* begin *

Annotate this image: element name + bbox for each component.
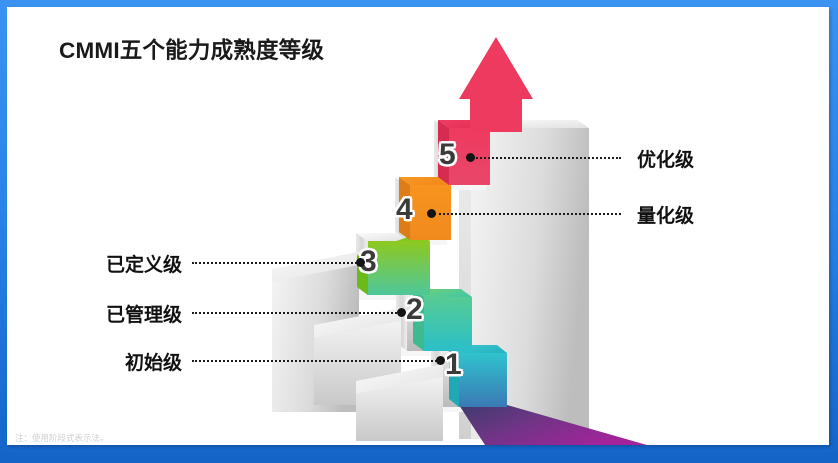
leader-line-4 bbox=[434, 213, 621, 215]
leader-line-1 bbox=[192, 360, 440, 362]
leader-dot-3 bbox=[356, 258, 365, 267]
slide-canvas: CMMI五个能力成熟度等级 bbox=[0, 0, 838, 463]
leader-line-3 bbox=[192, 262, 360, 264]
step-label-4: 量化级 bbox=[637, 201, 694, 228]
cmmi-staircase-diagram bbox=[7, 7, 829, 445]
slide-content-area: CMMI五个能力成熟度等级 bbox=[7, 7, 829, 445]
step-number-5: 5 bbox=[439, 140, 456, 170]
leader-dot-4 bbox=[427, 209, 436, 218]
up-arrow-icon bbox=[459, 37, 533, 132]
page-title: CMMI五个能力成熟度等级 bbox=[59, 33, 324, 65]
step-label-2: 已管理级 bbox=[17, 300, 182, 327]
leader-dot-5 bbox=[466, 153, 475, 162]
step-number-4: 4 bbox=[396, 195, 413, 225]
leader-dot-1 bbox=[436, 356, 445, 365]
step-label-5: 优化级 bbox=[637, 145, 694, 172]
step-number-1: 1 bbox=[445, 350, 462, 380]
step-label-3: 已定义级 bbox=[17, 250, 182, 277]
leader-line-5 bbox=[473, 157, 621, 159]
footnote-text: 注：使用阶段式表示法。 bbox=[15, 432, 109, 444]
step-number-2: 2 bbox=[406, 295, 423, 325]
step-label-1: 初始级 bbox=[17, 348, 182, 375]
leader-line-2 bbox=[192, 312, 401, 314]
leader-dot-2 bbox=[397, 308, 406, 317]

* end *

- Task objective
Please convert the items above into a JSON list of strings, one string per line, leaving out blank lines and the pictures.

- The completed task
[
  "Annotate this image: element name + bbox for each component.",
  "leader-line-4 bbox=[434, 213, 621, 215]",
  "leader-line-1 bbox=[192, 360, 440, 362]",
  "leader-dot-3 bbox=[356, 258, 365, 267]",
  "slide-canvas: CMMI五个能力成熟度等级 bbox=[0, 0, 838, 463]",
  "leader-line-3 bbox=[192, 262, 360, 264]",
  "step-label-4: 量化级 bbox=[637, 201, 694, 228]",
  "cmmi-staircase-diagram bbox=[7, 7, 829, 445]",
  "slide-content-area: CMMI五个能力成熟度等级 bbox=[7, 7, 829, 445]",
  "step-number-5: 5 bbox=[439, 140, 456, 170]",
  "leader-dot-4 bbox=[427, 209, 436, 218]",
  "up-arrow-icon bbox=[459, 37, 533, 132]",
  "page-title: CMMI五个能力成熟度等级 bbox=[59, 33, 324, 65]",
  "step-label-2: 已管理级 bbox=[17, 300, 182, 327]",
  "leader-dot-5 bbox=[466, 153, 475, 162]",
  "step-number-4: 4 bbox=[396, 195, 413, 225]",
  "leader-dot-1 bbox=[436, 356, 445, 365]",
  "step-label-5: 优化级 bbox=[637, 145, 694, 172]",
  "step-number-1: 1 bbox=[445, 350, 462, 380]",
  "step-label-3: 已定义级 bbox=[17, 250, 182, 277]",
  "leader-line-5 bbox=[473, 157, 621, 159]",
  "footnote-text: 注：使用阶段式表示法。 bbox=[15, 432, 109, 444]",
  "step-number-2: 2 bbox=[406, 295, 423, 325]",
  "step-label-1: 初始级 bbox=[17, 348, 182, 375]",
  "leader-line-2 bbox=[192, 312, 401, 314]",
  "leader-dot-2 bbox=[397, 308, 406, 317]"
]